» Task description: Quote every line as written. Omit pictures.

Dataset records:
........

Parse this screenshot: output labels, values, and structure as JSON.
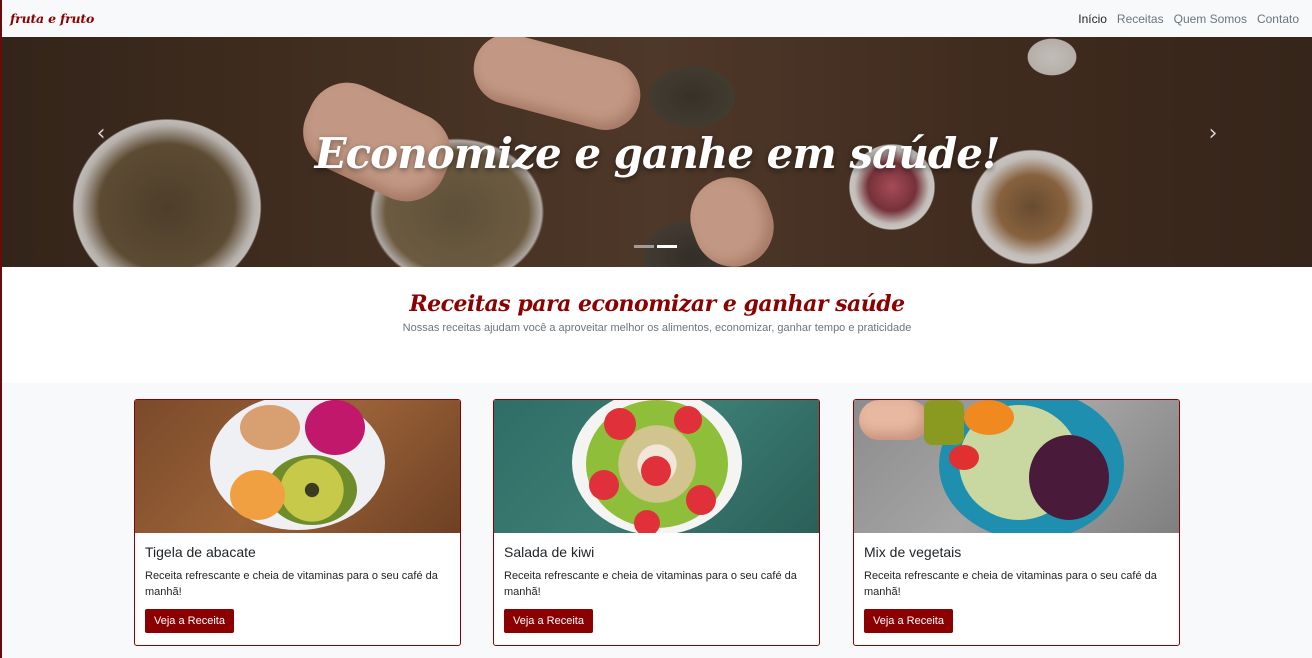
{
  "brand": "fruta e fruto",
  "nav": {
    "items": [
      "Início",
      "Receitas",
      "Quem Somos",
      "Contato"
    ],
    "active": "Início"
  },
  "hero": {
    "title": "Economize e ganhe em saúde!",
    "prev_icon": "chevron-left-icon",
    "next_icon": "chevron-right-icon",
    "slides": 2,
    "active_slide": 2
  },
  "intro": {
    "heading": "Receitas para economizar e ganhar saúde",
    "subtitle": "Nossas receitas ajudam você a aproveitar melhor os alimentos, economizar, ganhar tempo e praticidade"
  },
  "cards": [
    {
      "title": "Tigela de abacate",
      "text": "Receita refrescante e cheia de vitaminas para o seu café da manhã!",
      "button": "Veja a Receita"
    },
    {
      "title": "Salada de kiwi",
      "text": "Receita refrescante e cheia de vitaminas para o seu café da manhã!",
      "button": "Veja a Receita"
    },
    {
      "title": "Mix de vegetais",
      "text": "Receita refrescante e cheia de vitaminas para o seu café da manhã!",
      "button": "Veja a Receita"
    }
  ],
  "colors": {
    "brand": "#8b0000",
    "navbar_bg": "#f8f9fa",
    "text_muted": "#6c757d"
  }
}
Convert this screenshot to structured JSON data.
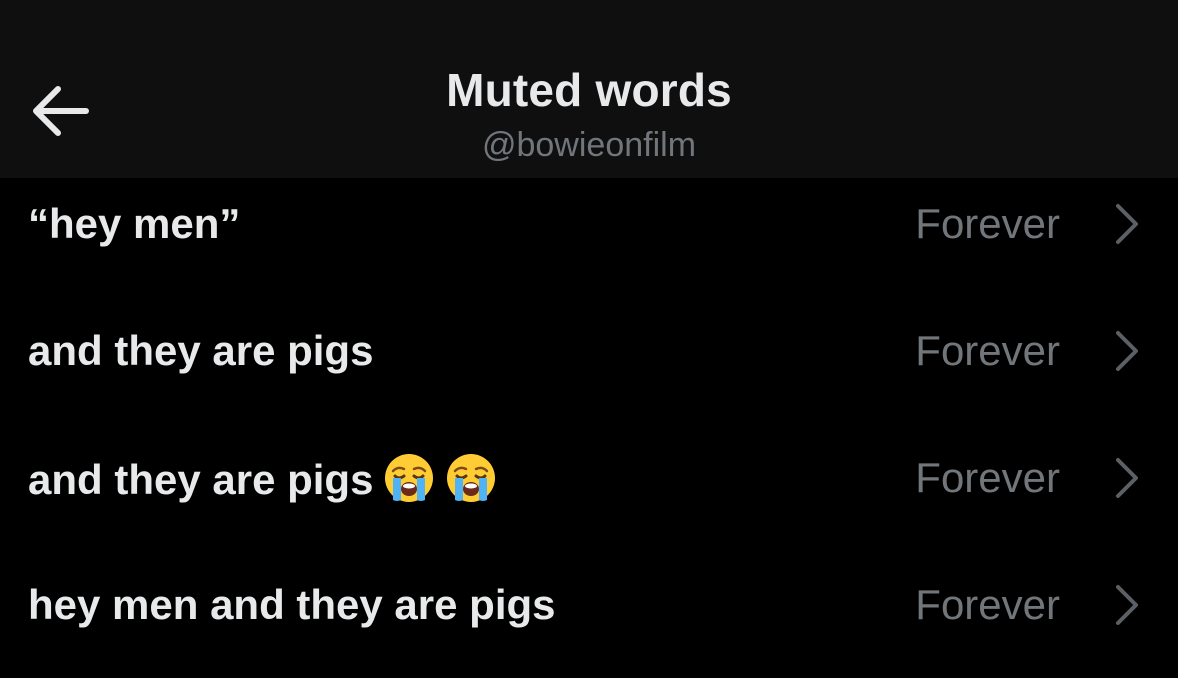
{
  "header": {
    "title": "Muted words",
    "handle": "@bowieonfilm",
    "back_icon": "arrow-left-icon"
  },
  "muted_words": [
    {
      "word": "“hey men”",
      "duration": "Forever"
    },
    {
      "word": "and they are pigs",
      "duration": "Forever"
    },
    {
      "word": "and they are pigs",
      "duration": "Forever",
      "emoji_count": 2,
      "emoji_icon": "loudly-crying-face-icon"
    },
    {
      "word": "hey men and they are pigs",
      "duration": "Forever"
    }
  ],
  "colors": {
    "background": "#000000",
    "header_background": "#0f0f10",
    "primary_text": "#e7e9ea",
    "secondary_text": "#71767b",
    "chevron": "#5b6066"
  }
}
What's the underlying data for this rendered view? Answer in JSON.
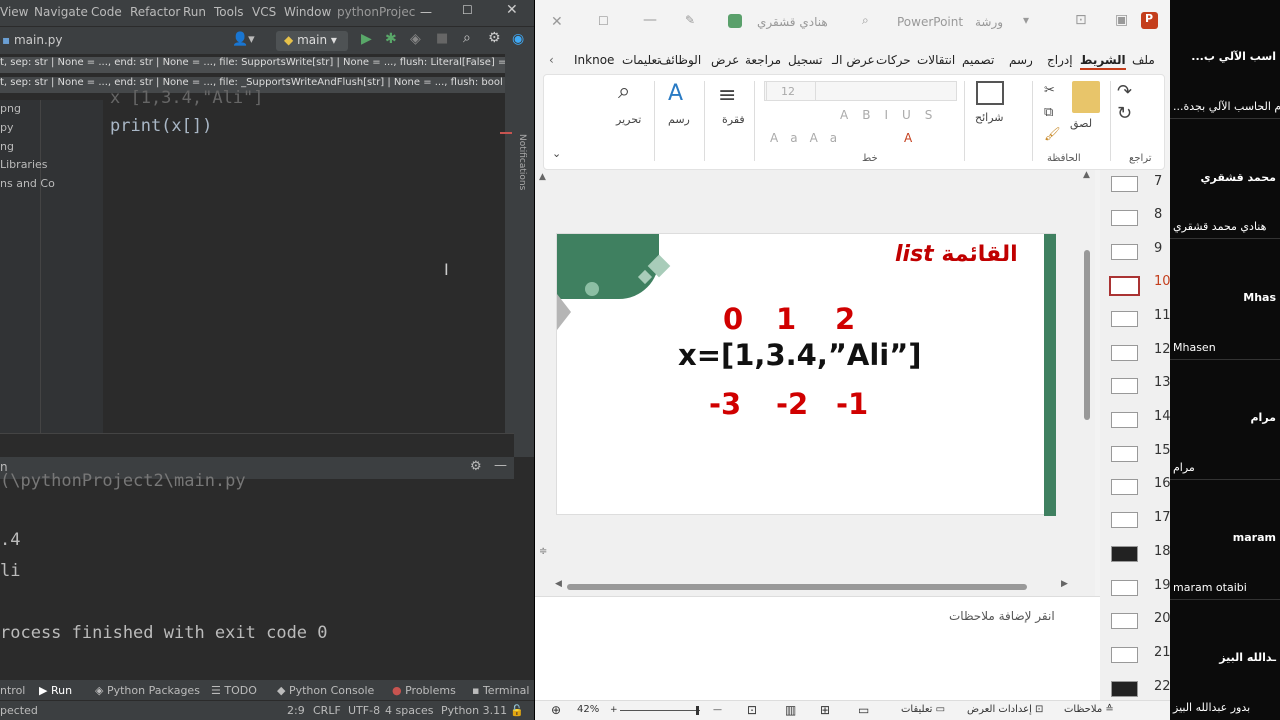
{
  "ide": {
    "menu": [
      "View",
      "Navigate",
      "Code",
      "Refactor",
      "Run",
      "Tools",
      "VCS",
      "Window",
      "pythonProjec"
    ],
    "file_tab": "main.py",
    "branch": "main",
    "hint1": "t, sep: str | None = ..., end: str | None = ..., file: SupportsWrite[str] | None = ..., flush: Literal[False] = ...",
    "hint2": "t, sep: str | None = ..., end: str | None = ..., file: _SupportsWriteAndFlush[str] | None = ..., flush: bool",
    "code_line1_partial": "x [1,3.4,\"Ali\"]",
    "line_no": "2",
    "code_text": "print(x[])",
    "project_items": [
      "png",
      "py",
      "ng",
      "Libraries",
      "ns and Co"
    ],
    "run_path": "(\\pythonProject2\\main.py",
    "output": [
      ".4",
      "li",
      "rocess finished with exit code 0"
    ],
    "bottom_tabs": [
      "ntrol",
      "Run",
      "Python Packages",
      "TODO",
      "Python Console",
      "Problems",
      "Terminal"
    ],
    "status": {
      "left": "pected",
      "pos": "2:9",
      "eol": "CRLF",
      "enc": "UTF-8",
      "indent": "4 spaces",
      "interp": "Python 3.11"
    },
    "side_label": "Notifications"
  },
  "ppt": {
    "title": "هنادي قشقري",
    "app": "PowerPoint",
    "file": "ورشة",
    "tabs": [
      "ملف",
      "الشريط",
      "إدراج",
      "رسم",
      "تصميم",
      "انتقالات",
      "حركات",
      "عرض الـ",
      "تسجيل",
      "مراجعة",
      "عرض",
      "الوظائف",
      "تعليمات",
      "Inknoe"
    ],
    "active_tab": "الشريط",
    "ribbon": {
      "undo_group": "تراجع",
      "clipboard": "الحافظة",
      "paste": "لصق",
      "slides": "شرائح",
      "font": "خط",
      "font_size": "12",
      "paragraph": "فقرة",
      "draw": "رسم",
      "edit": "تحرير"
    },
    "slide": {
      "title_ar": "القائمة",
      "title_en": "list",
      "pos_idx": [
        "0",
        "1",
        "2"
      ],
      "code": "x=[1,3.4,”Ali”]",
      "neg_idx": [
        "-3",
        "-2",
        "-1"
      ]
    },
    "thumb_numbers": [
      "7",
      "8",
      "9",
      "10",
      "11",
      "12",
      "13",
      "14",
      "15",
      "16",
      "17",
      "18",
      "19",
      "20",
      "21",
      "22"
    ],
    "active_slide": "10",
    "notes_placeholder": "انقر لإضافة ملاحظات",
    "zoom": "42%",
    "status": {
      "notes": "ملاحظات",
      "settings": "إعدادات العرض",
      "comments": "تعليقات"
    }
  },
  "participants": {
    "names": [
      "...اسب الآلي ب",
      "محمد قشقري",
      "Mhas",
      "مرام",
      "maram",
      "ـدالله البيز"
    ],
    "labels": [
      "...م الحاسب الآلي بجدة",
      "هنادي محمد قشقري",
      "Mhasen",
      "مرام",
      "maram otaibi",
      "بدور عبدالله البيز"
    ]
  }
}
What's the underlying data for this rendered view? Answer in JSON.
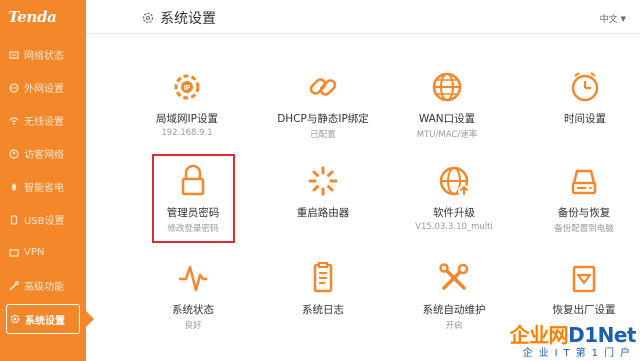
{
  "brand": {
    "logo_text": "Tenda"
  },
  "header": {
    "title": "系统设置",
    "language": "中文"
  },
  "sidebar": {
    "items": [
      {
        "label": "网络状态",
        "icon": "network-status-icon"
      },
      {
        "label": "外网设置",
        "icon": "globe-icon"
      },
      {
        "label": "无线设置",
        "icon": "wifi-icon"
      },
      {
        "label": "访客网络",
        "icon": "guest-icon"
      },
      {
        "label": "智能省电",
        "icon": "power-save-icon"
      },
      {
        "label": "USB设置",
        "icon": "usb-icon"
      },
      {
        "label": "VPN",
        "icon": "vpn-icon"
      },
      {
        "label": "高级功能",
        "icon": "tools-icon"
      },
      {
        "label": "系统设置",
        "icon": "gear-icon",
        "active": true
      }
    ]
  },
  "tiles": [
    {
      "label": "局域网IP设置",
      "sub": "192.168.9.1",
      "icon": "lan-ip-icon"
    },
    {
      "label": "DHCP与静态IP绑定",
      "sub": "已配置",
      "icon": "link-icon"
    },
    {
      "label": "WAN口设置",
      "sub": "MTU/MAC/速率",
      "icon": "globe-icon"
    },
    {
      "label": "时间设置",
      "sub": "",
      "icon": "clock-icon"
    },
    {
      "label": "管理员密码",
      "sub": "修改登录密码",
      "icon": "lock-icon"
    },
    {
      "label": "重启路由器",
      "sub": "",
      "icon": "restart-icon"
    },
    {
      "label": "软件升级",
      "sub": "V15.03.3.10_multi",
      "icon": "upgrade-icon"
    },
    {
      "label": "备份与恢复",
      "sub": "备份配置到电脑",
      "icon": "backup-icon"
    },
    {
      "label": "系统状态",
      "sub": "良好",
      "icon": "pulse-icon"
    },
    {
      "label": "系统日志",
      "sub": "",
      "icon": "log-icon"
    },
    {
      "label": "系统自动维护",
      "sub": "开启",
      "icon": "maintenance-icon"
    },
    {
      "label": "恢复出厂设置",
      "sub": "",
      "icon": "factory-reset-icon"
    }
  ],
  "watermark": {
    "main_a": "企业网",
    "main_b": "D1Net",
    "sub": "企业IT第1门户"
  },
  "colors": {
    "accent": "#f5872b",
    "highlight": "#e0282e"
  }
}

........

» Response to this task:
Parse this screenshot: output labels, values, and structure as JSON.
{
  "brand": "fruta e fruto",
  "nav": {
    "items": [
      "Início",
      "Receitas",
      "Quem Somos",
      "Contato"
    ],
    "active": "Início"
  },
  "hero": {
    "title": "Economize e ganhe em saúde!",
    "prev_icon": "chevron-left-icon",
    "next_icon": "chevron-right-icon",
    "slides": 2,
    "active_slide": 2
  },
  "intro": {
    "heading": "Receitas para economizar e ganhar saúde",
    "subtitle": "Nossas receitas ajudam você a aproveitar melhor os alimentos, economizar, ganhar tempo e praticidade"
  },
  "cards": [
    {
      "title": "Tigela de abacate",
      "text": "Receita refrescante e cheia de vitaminas para o seu café da manhã!",
      "button": "Veja a Receita"
    },
    {
      "title": "Salada de kiwi",
      "text": "Receita refrescante e cheia de vitaminas para o seu café da manhã!",
      "button": "Veja a Receita"
    },
    {
      "title": "Mix de vegetais",
      "text": "Receita refrescante e cheia de vitaminas para o seu café da manhã!",
      "button": "Veja a Receita"
    }
  ],
  "colors": {
    "brand": "#8b0000",
    "navbar_bg": "#f8f9fa",
    "text_muted": "#6c757d"
  }
}
Convert this screenshot to structured JSON data.
{
  "header": {
    "title": "Muted words",
    "handle": "@bowieonfilm",
    "back_icon": "arrow-left-icon"
  },
  "muted_words": [
    {
      "word": "“hey men”",
      "duration": "Forever"
    },
    {
      "word": "and they are pigs",
      "duration": "Forever"
    },
    {
      "word": "and they are pigs",
      "duration": "Forever",
      "emoji_count": 2,
      "emoji_icon": "loudly-crying-face-icon"
    },
    {
      "word": "hey men and they are pigs",
      "duration": "Forever"
    }
  ],
  "colors": {
    "background": "#000000",
    "header_background": "#0f0f10",
    "primary_text": "#e7e9ea",
    "secondary_text": "#71767b",
    "chevron": "#5b6066"
  }
}
What's the underlying data for this rendered view? Answer in JSON.
{
  "ide": {
    "menu": [
      "View",
      "Navigate",
      "Code",
      "Refactor",
      "Run",
      "Tools",
      "VCS",
      "Window",
      "pythonProjec"
    ],
    "file_tab": "main.py",
    "branch": "main",
    "hint1": "t, sep: str | None = ..., end: str | None = ..., file: SupportsWrite[str] | None = ..., flush: Literal[False] = ...",
    "hint2": "t, sep: str | None = ..., end: str | None = ..., file: _SupportsWriteAndFlush[str] | None = ..., flush: bool",
    "code_line1_partial": "x [1,3.4,\"Ali\"]",
    "line_no": "2",
    "code_text": "print(x[])",
    "project_items": [
      "png",
      "py",
      "ng",
      "Libraries",
      "ns and Co"
    ],
    "run_path": "(\\pythonProject2\\main.py",
    "output": [
      ".4",
      "li",
      "rocess finished with exit code 0"
    ],
    "bottom_tabs": [
      "ntrol",
      "Run",
      "Python Packages",
      "TODO",
      "Python Console",
      "Problems",
      "Terminal"
    ],
    "status": {
      "left": "pected",
      "pos": "2:9",
      "eol": "CRLF",
      "enc": "UTF-8",
      "indent": "4 spaces",
      "interp": "Python 3.11"
    },
    "side_label": "Notifications"
  },
  "ppt": {
    "title": "هنادي قشقري",
    "app": "PowerPoint",
    "file": "ورشة",
    "tabs": [
      "ملف",
      "الشريط",
      "إدراج",
      "رسم",
      "تصميم",
      "انتقالات",
      "حركات",
      "عرض الـ",
      "تسجيل",
      "مراجعة",
      "عرض",
      "الوظائف",
      "تعليمات",
      "Inknoe"
    ],
    "active_tab": "الشريط",
    "ribbon": {
      "undo_group": "تراجع",
      "clipboard": "الحافظة",
      "paste": "لصق",
      "slides": "شرائح",
      "font": "خط",
      "font_size": "12",
      "paragraph": "فقرة",
      "draw": "رسم",
      "edit": "تحرير"
    },
    "slide": {
      "title_ar": "القائمة",
      "title_en": "list",
      "pos_idx": [
        "0",
        "1",
        "2"
      ],
      "code": "x=[1,3.4,”Ali”]",
      "neg_idx": [
        "-3",
        "-2",
        "-1"
      ]
    },
    "thumb_numbers": [
      "7",
      "8",
      "9",
      "10",
      "11",
      "12",
      "13",
      "14",
      "15",
      "16",
      "17",
      "18",
      "19",
      "20",
      "21",
      "22"
    ],
    "active_slide": "10",
    "notes_placeholder": "انقر لإضافة ملاحظات",
    "zoom": "42%",
    "status": {
      "notes": "ملاحظات",
      "settings": "إعدادات العرض",
      "comments": "تعليقات"
    }
  },
  "participants": {
    "names": [
      "...اسب الآلي ب",
      "محمد قشقري",
      "Mhas",
      "مرام",
      "maram",
      "ـدالله البيز"
    ],
    "labels": [
      "...م الحاسب الآلي بجدة",
      "هنادي محمد قشقري",
      "Mhasen",
      "مرام",
      "maram otaibi",
      "بدور عبدالله البيز"
    ]
  }
}
What's the underlying data for this rendered view? Answer in JSON.
{
  "brand": {
    "logo_text": "Tenda"
  },
  "header": {
    "title": "系统设置",
    "language": "中文"
  },
  "sidebar": {
    "items": [
      {
        "label": "网络状态",
        "icon": "network-status-icon"
      },
      {
        "label": "外网设置",
        "icon": "globe-icon"
      },
      {
        "label": "无线设置",
        "icon": "wifi-icon"
      },
      {
        "label": "访客网络",
        "icon": "guest-icon"
      },
      {
        "label": "智能省电",
        "icon": "power-save-icon"
      },
      {
        "label": "USB设置",
        "icon": "usb-icon"
      },
      {
        "label": "VPN",
        "icon": "vpn-icon"
      },
      {
        "label": "高级功能",
        "icon": "tools-icon"
      },
      {
        "label": "系统设置",
        "icon": "gear-icon",
        "active": true
      }
    ]
  },
  "tiles": [
    {
      "label": "局域网IP设置",
      "sub": "192.168.9.1",
      "icon": "lan-ip-icon"
    },
    {
      "label": "DHCP与静态IP绑定",
      "sub": "已配置",
      "icon": "link-icon"
    },
    {
      "label": "WAN口设置",
      "sub": "MTU/MAC/速率",
      "icon": "globe-icon"
    },
    {
      "label": "时间设置",
      "sub": "",
      "icon": "clock-icon"
    },
    {
      "label": "管理员密码",
      "sub": "修改登录密码",
      "icon": "lock-icon"
    },
    {
      "label": "重启路由器",
      "sub": "",
      "icon": "restart-icon"
    },
    {
      "label": "软件升级",
      "sub": "V15.03.3.10_multi",
      "icon": "upgrade-icon"
    },
    {
      "label": "备份与恢复",
      "sub": "备份配置到电脑",
      "icon": "backup-icon"
    },
    {
      "label": "系统状态",
      "sub": "良好",
      "icon": "pulse-icon"
    },
    {
      "label": "系统日志",
      "sub": "",
      "icon": "log-icon"
    },
    {
      "label": "系统自动维护",
      "sub": "开启",
      "icon": "maintenance-icon"
    },
    {
      "label": "恢复出厂设置",
      "sub": "",
      "icon": "factory-reset-icon"
    }
  ],
  "watermark": {
    "main_a": "企业网",
    "main_b": "D1Net",
    "sub": "企业IT第1门户"
  },
  "colors": {
    "accent": "#f5872b",
    "highlight": "#e0282e"
  }
}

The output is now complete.